REQUIREMENTS
From the entries below, copy every line where the string "cuencas" appears.
══════
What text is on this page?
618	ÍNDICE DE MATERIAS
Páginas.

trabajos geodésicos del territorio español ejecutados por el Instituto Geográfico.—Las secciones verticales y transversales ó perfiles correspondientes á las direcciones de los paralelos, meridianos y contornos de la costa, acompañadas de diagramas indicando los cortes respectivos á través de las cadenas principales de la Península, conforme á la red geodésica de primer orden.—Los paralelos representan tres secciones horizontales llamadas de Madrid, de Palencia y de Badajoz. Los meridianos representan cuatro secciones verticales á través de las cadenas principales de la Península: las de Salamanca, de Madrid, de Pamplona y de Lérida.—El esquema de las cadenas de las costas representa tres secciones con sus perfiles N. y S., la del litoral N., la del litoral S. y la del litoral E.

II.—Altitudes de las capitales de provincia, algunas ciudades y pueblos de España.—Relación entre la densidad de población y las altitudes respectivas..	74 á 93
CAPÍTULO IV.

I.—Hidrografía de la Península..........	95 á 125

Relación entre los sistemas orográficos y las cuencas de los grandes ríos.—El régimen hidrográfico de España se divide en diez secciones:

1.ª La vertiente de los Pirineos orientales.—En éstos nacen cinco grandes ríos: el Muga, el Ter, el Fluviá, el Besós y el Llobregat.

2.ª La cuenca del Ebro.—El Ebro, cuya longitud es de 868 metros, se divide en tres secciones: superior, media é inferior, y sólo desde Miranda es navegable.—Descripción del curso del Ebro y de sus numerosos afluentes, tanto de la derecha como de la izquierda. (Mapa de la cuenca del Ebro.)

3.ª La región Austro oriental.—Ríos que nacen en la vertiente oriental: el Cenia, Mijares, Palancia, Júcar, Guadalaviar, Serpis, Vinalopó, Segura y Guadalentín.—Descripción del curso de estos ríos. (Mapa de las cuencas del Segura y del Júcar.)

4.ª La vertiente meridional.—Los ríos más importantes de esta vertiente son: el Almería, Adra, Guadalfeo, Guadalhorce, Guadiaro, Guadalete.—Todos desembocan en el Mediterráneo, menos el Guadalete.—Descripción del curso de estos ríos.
══════
ANSWER TO THIS EXERCISE
Relación entre los sistemas orográficos y las cuencas de los grandes ríos.—El régimen hidrográfico de España se divide en diez secciones:
3.ª La región Austro oriental.—Ríos que nacen en la vertiente oriental: el Cenia, Mijares, Palancia, Júcar, Guadalaviar, Serpis, Vinalopó, Segura y Guadalentín.—Descripción del curso de estos ríos. (Mapa de las cuencas del Segura y del Júcar.)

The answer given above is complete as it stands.